■ Directive
Each line containing the word "singlet" should be found and copied.

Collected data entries
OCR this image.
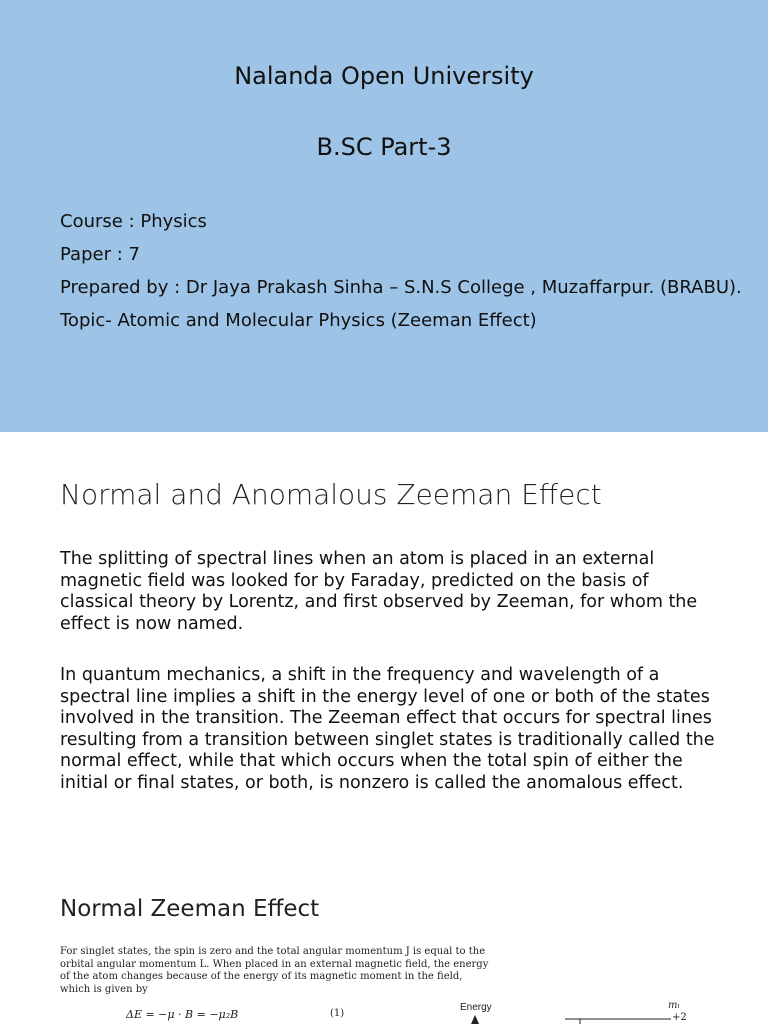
Nalanda Open University
B.SC Part-3
Course : Physics
Paper : 7
Prepared by : Dr Jaya Prakash Sinha – S.N.S College , Muzaffarpur. (BRABU).
Topic- Atomic and Molecular Physics (Zeeman Effect)
Normal and Anomalous Zeeman Effect
The splitting of spectral lines when an atom is placed in an external magnetic field was looked for by Faraday, predicted on the basis of classical theory by Lorentz, and first observed by Zeeman, for whom the effect is now named.
In quantum mechanics, a shift in the frequency and wavelength of a spectral line implies a shift in the energy level of one or both of the states involved in the transition. The Zeeman effect that occurs for spectral lines resulting from a transition between singlet states is traditionally called the normal effect, while that which occurs when the total spin of either the initial or final states, or both, is nonzero is called the anomalous effect.
Normal Zeeman Effect
For singlet states, the spin is zero and the total angular momentum J is equal to the orbital angular momentum L. When placed in an external magnetic field, the energy of the atom changes because of the energy of its magnetic moment in the field, which is given by
ΔE = −μ · B = −μ₂B	(1)
Energy	mₗ
+2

■ Written solution
In quantum mechanics, a shift in the frequency and wavelength of a spectral line implies a shift in the energy level of one or both of the states involved in the transition. The Zeeman effect that occurs for spectral lines resulting from a transition between singlet states is traditionally called the normal effect, while that which occurs when the total spin of either the initial or final states, or both, is nonzero is called the anomalous effect.
For singlet states, the spin is zero and the total angular momentum J is equal to the orbital angular momentum L. When placed in an external magnetic field, the energy of the atom changes because of the energy of its magnetic moment in the field, which is given by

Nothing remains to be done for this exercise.